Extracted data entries
※ ※ ※
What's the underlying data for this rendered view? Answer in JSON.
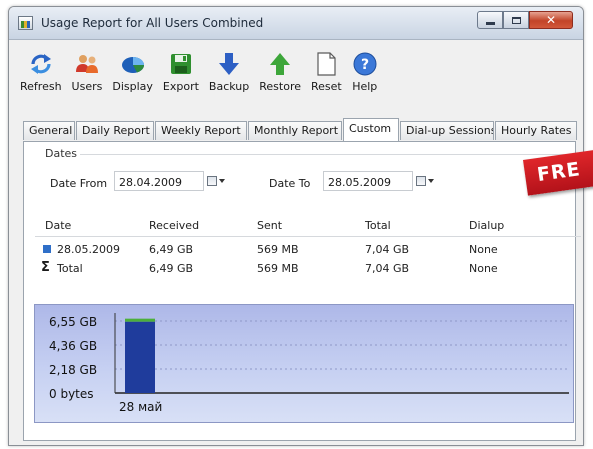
{
  "window": {
    "title": "Usage Report for All Users Combined"
  },
  "toolbar": [
    {
      "id": "refresh",
      "label": "Refresh",
      "icon": "refresh-icon"
    },
    {
      "id": "users",
      "label": "Users",
      "icon": "users-icon"
    },
    {
      "id": "display",
      "label": "Display",
      "icon": "display-icon"
    },
    {
      "id": "export",
      "label": "Export",
      "icon": "save-icon"
    },
    {
      "id": "backup",
      "label": "Backup",
      "icon": "arrow-down-icon"
    },
    {
      "id": "restore",
      "label": "Restore",
      "icon": "arrow-up-icon"
    },
    {
      "id": "reset",
      "label": "Reset",
      "icon": "blank-page-icon"
    },
    {
      "id": "help",
      "label": "Help",
      "icon": "help-icon"
    }
  ],
  "tabs": [
    {
      "label": "General",
      "active": false
    },
    {
      "label": "Daily Report",
      "active": false
    },
    {
      "label": "Weekly Report",
      "active": false
    },
    {
      "label": "Monthly Report",
      "active": false
    },
    {
      "label": "Custom",
      "active": true
    },
    {
      "label": "Dial-up Sessions",
      "active": false
    },
    {
      "label": "Hourly Rates",
      "active": false
    }
  ],
  "dates": {
    "legend": "Dates",
    "from_label": "Date From",
    "from_value": "28.04.2009",
    "to_label": "Date To",
    "to_value": "28.05.2009"
  },
  "table": {
    "columns": [
      "Date",
      "Received",
      "Sent",
      "Total",
      "Dialup"
    ],
    "rows": [
      {
        "date": "28.05.2009",
        "received": "6,49 GB",
        "sent": "569 MB",
        "total": "7,04 GB",
        "dialup": "None",
        "icon": "day-icon"
      },
      {
        "date": "Total",
        "received": "6,49 GB",
        "sent": "569 MB",
        "total": "7,04 GB",
        "dialup": "None",
        "icon": "sigma-icon"
      }
    ]
  },
  "banner": {
    "text": "FRE"
  },
  "chart_data": {
    "type": "bar",
    "categories": [
      "28 май"
    ],
    "values": [
      6.49
    ],
    "sent_values": [
      0.56
    ],
    "yticks": [
      "0 bytes",
      "2,18 GB",
      "4,36 GB",
      "6,55 GB"
    ],
    "ylim": [
      0,
      6.55
    ],
    "colors": {
      "received": "#1f3c9c",
      "sent": "#4caf3a"
    },
    "grid": true
  }
}
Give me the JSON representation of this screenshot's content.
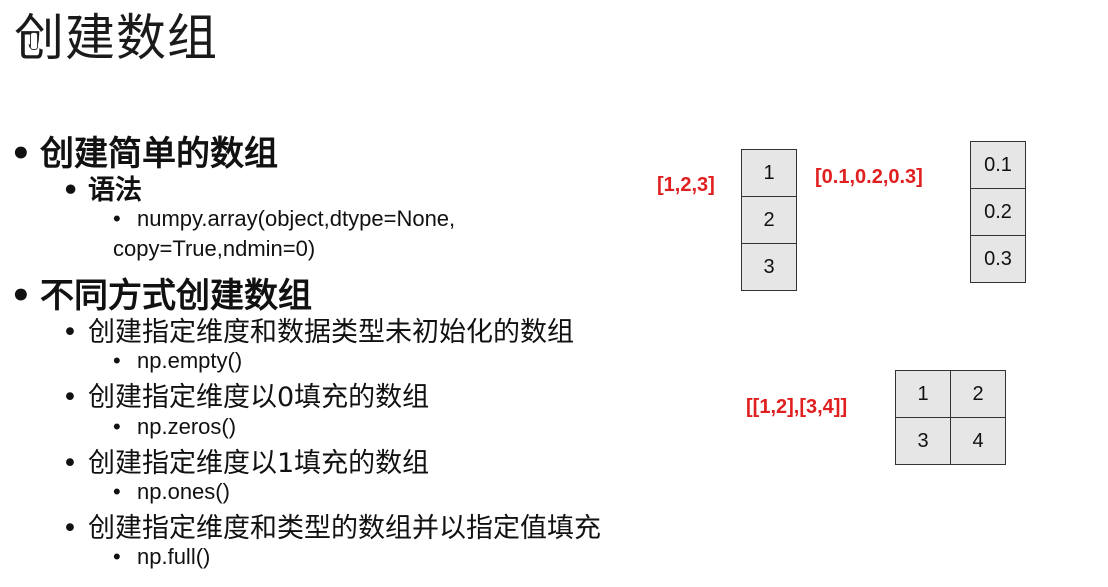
{
  "slide": {
    "title": "创建数组",
    "items": [
      {
        "bullet": "•",
        "text": "创建简单的数组"
      },
      {
        "bullet": "•",
        "text": "语法"
      },
      {
        "bullet": "•",
        "text": "numpy.array(object,dtype=None,"
      },
      {
        "text": "copy=True,ndmin=0)"
      },
      {
        "bullet": "•",
        "text": "不同方式创建数组"
      },
      {
        "bullet": "•",
        "text": "创建指定维度和数据类型未初始化的数组"
      },
      {
        "bullet": "•",
        "text": "np.empty()"
      },
      {
        "bullet": "•",
        "text": "创建指定维度以0填充的数组"
      },
      {
        "bullet": "•",
        "text": "np.zeros()"
      },
      {
        "bullet": "•",
        "text": "创建指定维度以1填充的数组"
      },
      {
        "bullet": "•",
        "text": "np.ones()"
      },
      {
        "bullet": "•",
        "text": "创建指定维度和类型的数组并以指定值填充"
      },
      {
        "bullet": "•",
        "text": "np.full()"
      }
    ]
  },
  "examples": {
    "a1_label": "[1,2,3]",
    "a1_cells": [
      "1",
      "2",
      "3"
    ],
    "a2_label": "[0.1,0.2,0.3]",
    "a2_cells": [
      "0.1",
      "0.2",
      "0.3"
    ],
    "a3_label": "[[1,2],[3,4]]",
    "a3_cells": [
      "1",
      "2",
      "3",
      "4"
    ]
  },
  "colors": {
    "accent_red": "#e02020",
    "cell_fill": "#e6e6e6"
  }
}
※ ※ ※
### Your task
Of the lines in the listing, how many hold the word "title"? Nothing but the number is needed.

### Full output
2